**Exercise objective:** Copy the data below exactly, omitting any picture it contains.

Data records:
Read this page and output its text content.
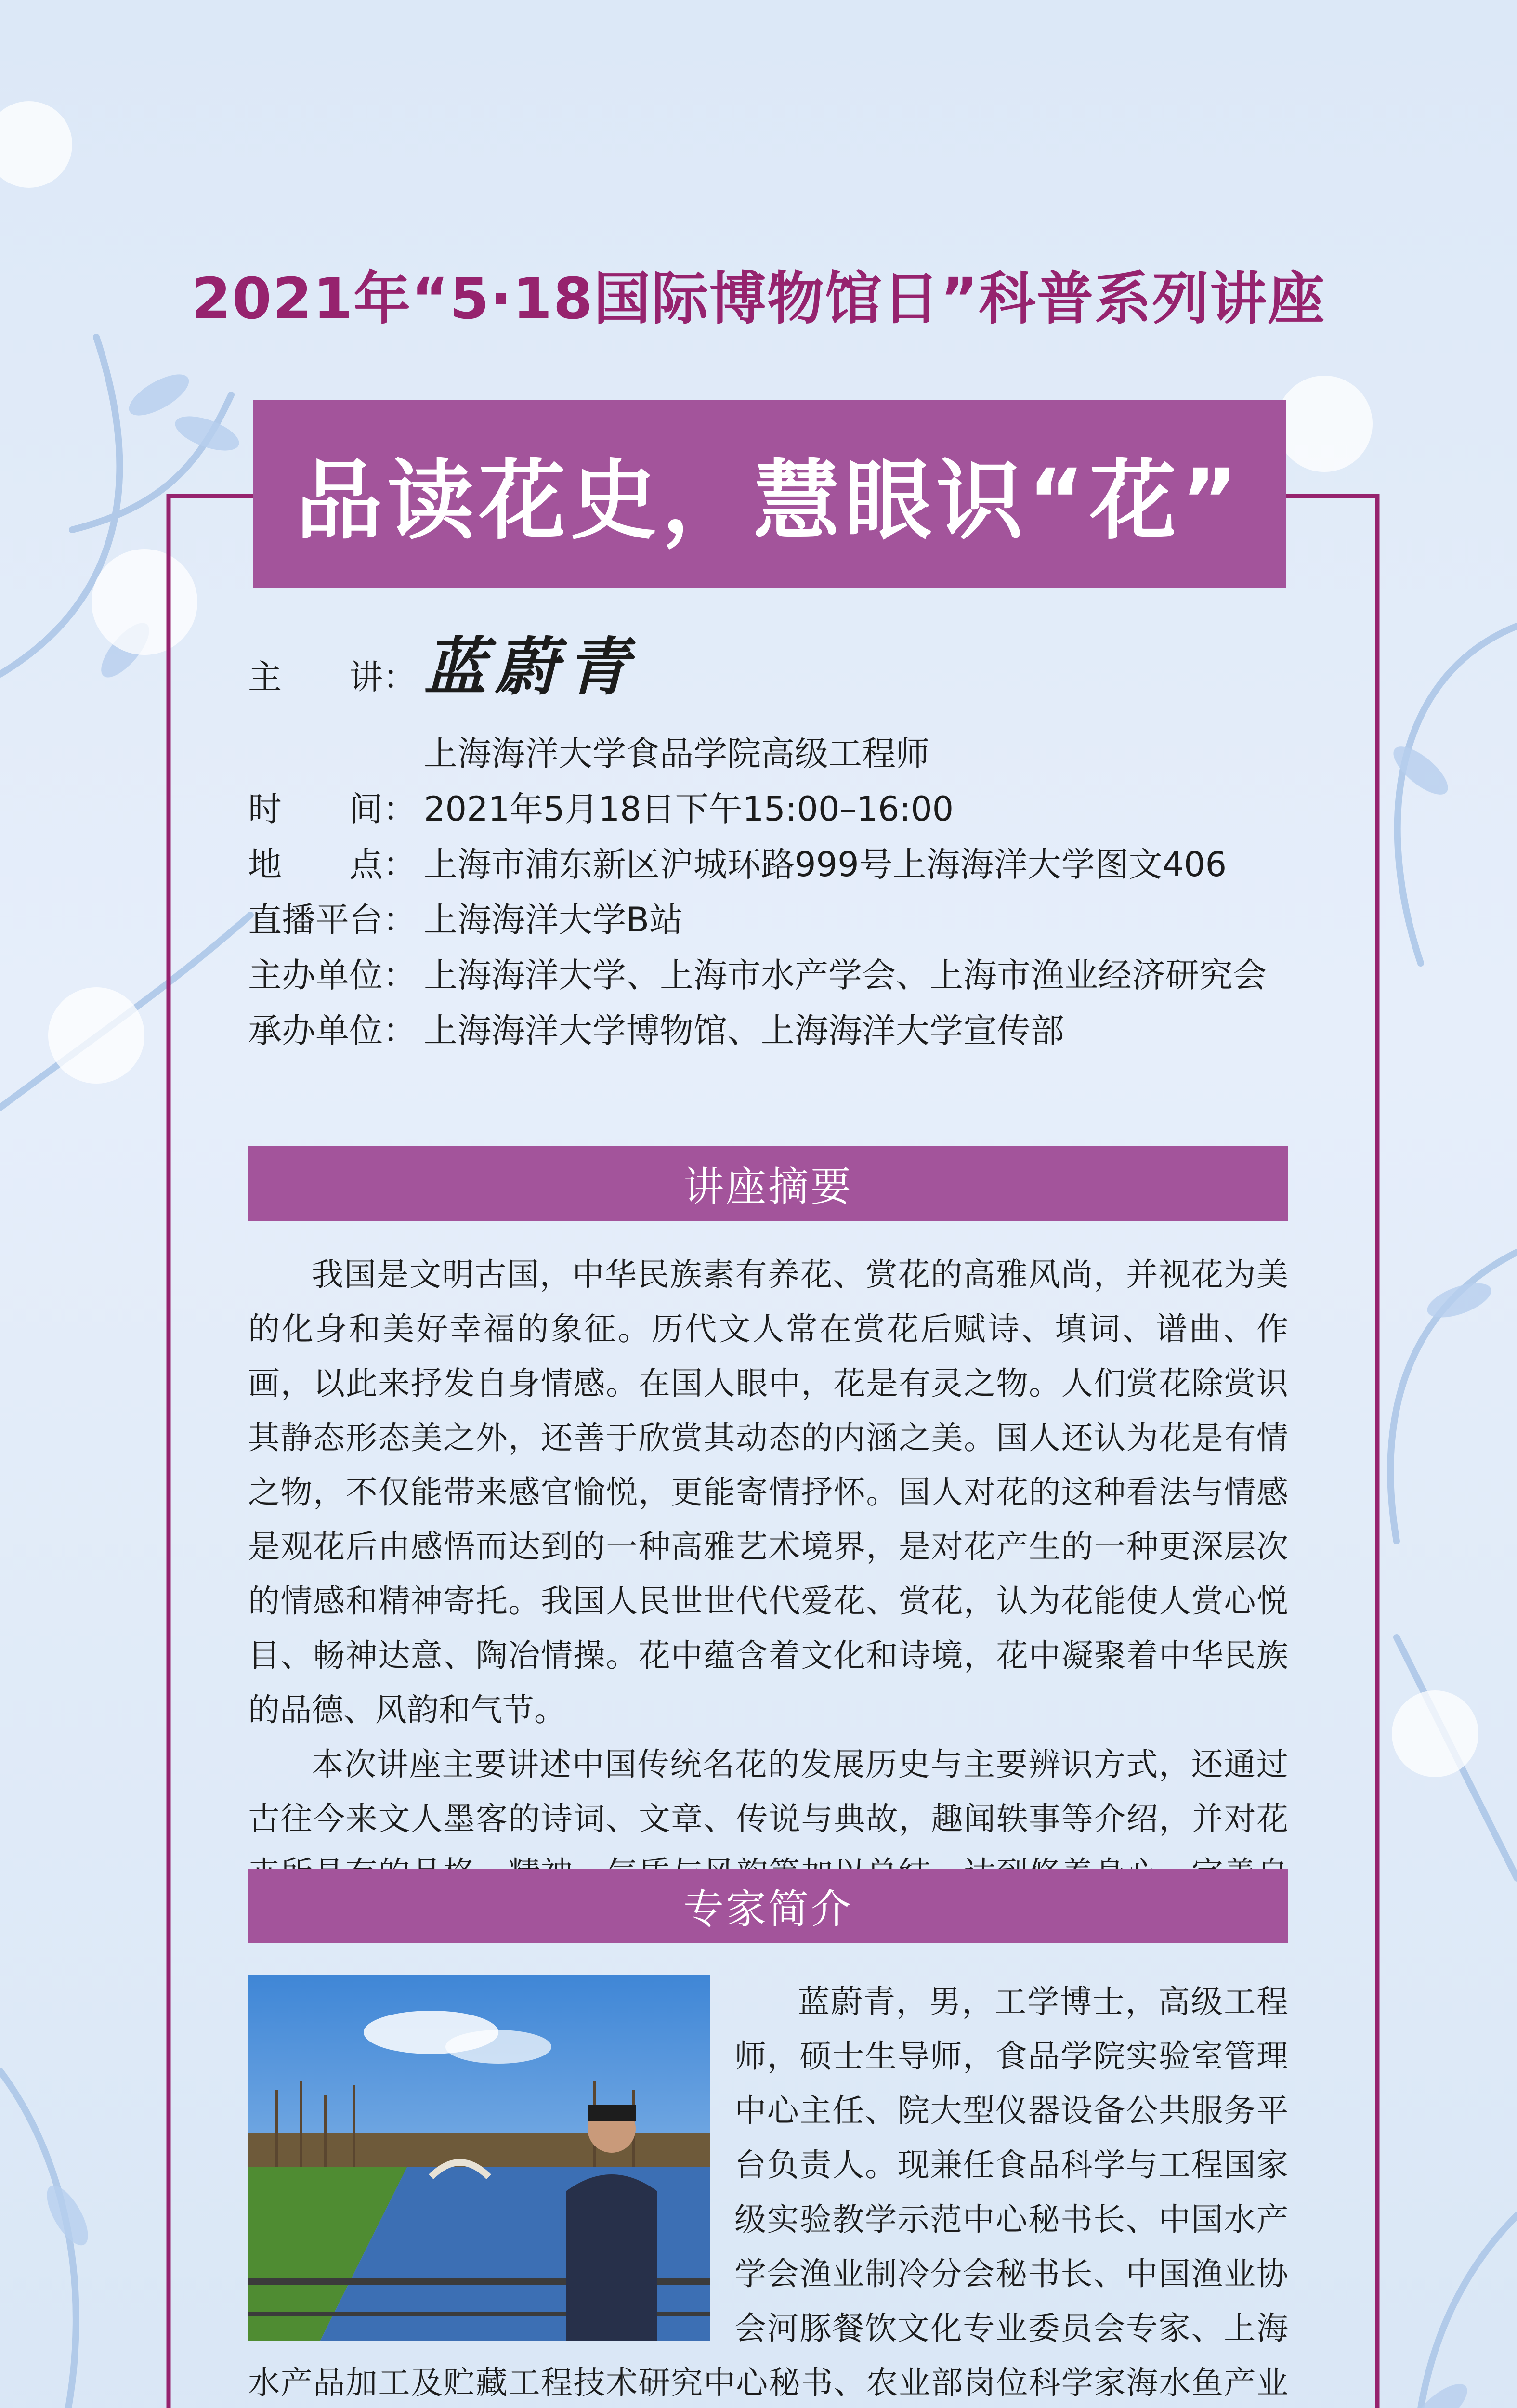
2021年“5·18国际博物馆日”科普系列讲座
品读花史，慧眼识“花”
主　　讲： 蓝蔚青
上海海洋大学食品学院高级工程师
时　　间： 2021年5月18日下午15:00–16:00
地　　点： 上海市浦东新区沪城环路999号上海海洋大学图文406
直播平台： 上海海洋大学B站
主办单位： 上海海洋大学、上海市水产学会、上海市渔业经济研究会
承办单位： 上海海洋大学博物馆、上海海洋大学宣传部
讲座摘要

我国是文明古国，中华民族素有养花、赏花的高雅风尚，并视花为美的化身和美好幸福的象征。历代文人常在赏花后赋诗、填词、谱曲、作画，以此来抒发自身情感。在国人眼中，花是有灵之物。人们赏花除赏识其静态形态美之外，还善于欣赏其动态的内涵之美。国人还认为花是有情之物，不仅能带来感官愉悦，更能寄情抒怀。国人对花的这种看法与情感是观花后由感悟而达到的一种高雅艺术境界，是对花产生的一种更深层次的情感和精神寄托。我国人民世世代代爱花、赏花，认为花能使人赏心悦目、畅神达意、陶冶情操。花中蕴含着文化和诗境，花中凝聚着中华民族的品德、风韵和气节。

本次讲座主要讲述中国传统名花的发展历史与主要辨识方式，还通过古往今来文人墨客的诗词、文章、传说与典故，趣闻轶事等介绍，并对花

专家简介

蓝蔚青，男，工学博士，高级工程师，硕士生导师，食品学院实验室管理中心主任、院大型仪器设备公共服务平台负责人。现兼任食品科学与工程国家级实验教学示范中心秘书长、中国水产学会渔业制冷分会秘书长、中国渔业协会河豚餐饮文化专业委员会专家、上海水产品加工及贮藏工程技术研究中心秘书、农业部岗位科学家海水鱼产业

**Solution for this exercise:**
Read this page and output its text content.
2021年“5·18国际博物馆日”科普系列讲座
品读花史，慧眼识“花”
主　　讲： 蓝蔚青
上海海洋大学食品学院高级工程师
时　　间： 2021年5月18日下午15:00–16:00
地　　点： 上海市浦东新区沪城环路999号上海海洋大学图文406
直播平台： 上海海洋大学B站
主办单位： 上海海洋大学、上海市水产学会、上海市渔业经济研究会
承办单位： 上海海洋大学博物馆、上海海洋大学宣传部
讲座摘要

我国是文明古国，中华民族素有养花、赏花的高雅风尚，并视花为美的化身和美好幸福的象征。历代文人常在赏花后赋诗、填词、谱曲、作画，以此来抒发自身情感。在国人眼中，花是有灵之物。人们赏花除赏识其静态形态美之外，还善于欣赏其动态的内涵之美。国人还认为花是有情之物，不仅能带来感官愉悦，更能寄情抒怀。国人对花的这种看法与情感是观花后由感悟而达到的一种高雅艺术境界，是对花产生的一种更深层次的情感和精神寄托。我国人民世世代代爱花、赏花，认为花能使人赏心悦目、畅神达意、陶冶情操。花中蕴含着文化和诗境，花中凝聚着中华民族的品德、风韵和气节。

本次讲座主要讲述中国传统名花的发展历史与主要辨识方式，还通过古往今来文人墨客的诗词、文章、传说与典故，趣闻轶事等介绍，并对花

专家简介

蓝蔚青，男，工学博士，高级工程师，硕士生导师，食品学院实验室管理中心主任、院大型仪器设备公共服务平台负责人。现兼任食品科学与工程国家级实验教学示范中心秘书长、中国水产学会渔业制冷分会秘书长、中国渔业协会河豚餐饮文化专业委员会专家、上海水产品加工及贮藏工程技术研究中心秘书、农业部岗位科学家海水鱼产业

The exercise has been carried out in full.